DIRECTIONS FOR THIS TASK:
Gather from the material every line that contains the string "title".

○ ○ ○ ○

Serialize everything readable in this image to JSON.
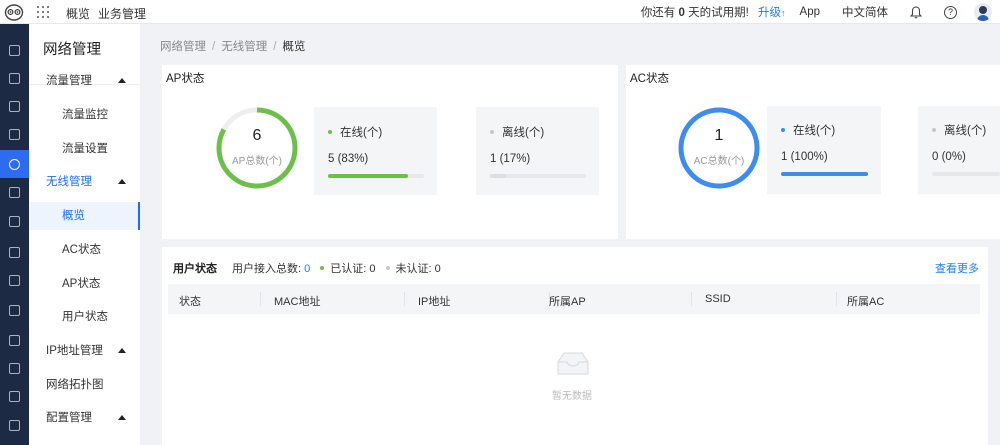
{
  "topbar": {
    "nav": [
      "概览",
      "业务管理"
    ],
    "trial_prefix": "你还有",
    "trial_days": "0",
    "trial_suffix": "天的试用期!",
    "upgrade": "升级",
    "upgrade_arrow": "↑",
    "app": "App",
    "language": "中文简体",
    "help": "?"
  },
  "rail": {
    "icons": [
      "dashboard-icon",
      "clock-icon",
      "bell-icon",
      "server-icon",
      "globe-icon",
      "list-icon",
      "calendar-icon",
      "box-icon",
      "yen-icon",
      "monitor-icon",
      "chart-icon",
      "network-icon",
      "cluster-icon",
      "gear-icon"
    ],
    "active_index": 4
  },
  "sidemenu": {
    "title": "网络管理",
    "items": [
      {
        "label": "流量管理",
        "type": "group",
        "expanded": true
      },
      {
        "label": "流量监控",
        "type": "sub"
      },
      {
        "label": "流量设置",
        "type": "sub"
      },
      {
        "label": "无线管理",
        "type": "group",
        "expanded": true,
        "highlight": true
      },
      {
        "label": "概览",
        "type": "sub",
        "active": true
      },
      {
        "label": "AC状态",
        "type": "sub"
      },
      {
        "label": "AP状态",
        "type": "sub"
      },
      {
        "label": "用户状态",
        "type": "sub"
      },
      {
        "label": "IP地址管理",
        "type": "group",
        "expanded": true
      },
      {
        "label": "网络拓扑图",
        "type": "group"
      },
      {
        "label": "配置管理",
        "type": "group",
        "expanded": true
      }
    ]
  },
  "breadcrumb": [
    "网络管理",
    "无线管理",
    "概览"
  ],
  "ap": {
    "title": "AP状态",
    "total": "6",
    "total_label": "AP总数(个)",
    "online_label": "在线(个)",
    "online_value": "5 (83%)",
    "online_ratio": 0.83,
    "offline_label": "离线(个)",
    "offline_value": "1 (17%)",
    "offline_ratio": 0.17
  },
  "ac": {
    "title": "AC状态",
    "total": "1",
    "total_label": "AC总数(个)",
    "online_label": "在线(个)",
    "online_value": "1 (100%)",
    "online_ratio": 1.0,
    "offline_label": "离线(个)",
    "offline_value": "0 (0%)",
    "offline_ratio": 0
  },
  "colors": {
    "green": "#6cc04a",
    "blue": "#3d8df0",
    "grey_dot": "#c8c8c8",
    "accent": "#1e7ff0"
  },
  "users": {
    "title": "用户状态",
    "total_label": "用户接入总数:",
    "total_value": "0",
    "auth_label": "已认证:",
    "auth_value": "0",
    "unauth_label": "未认证:",
    "unauth_value": "0",
    "see_more": "查看更多",
    "columns": [
      "状态",
      "MAC地址",
      "IP地址",
      "所属AP",
      "SSID",
      "所属AC"
    ],
    "empty_text": "暂无数据"
  }
}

○ ○ ○ ○

RIGHT ANSWER:
    "title": "网络管理",
    "title": "AP状态",
    "title": "AC状态",
    "title": "用户状态",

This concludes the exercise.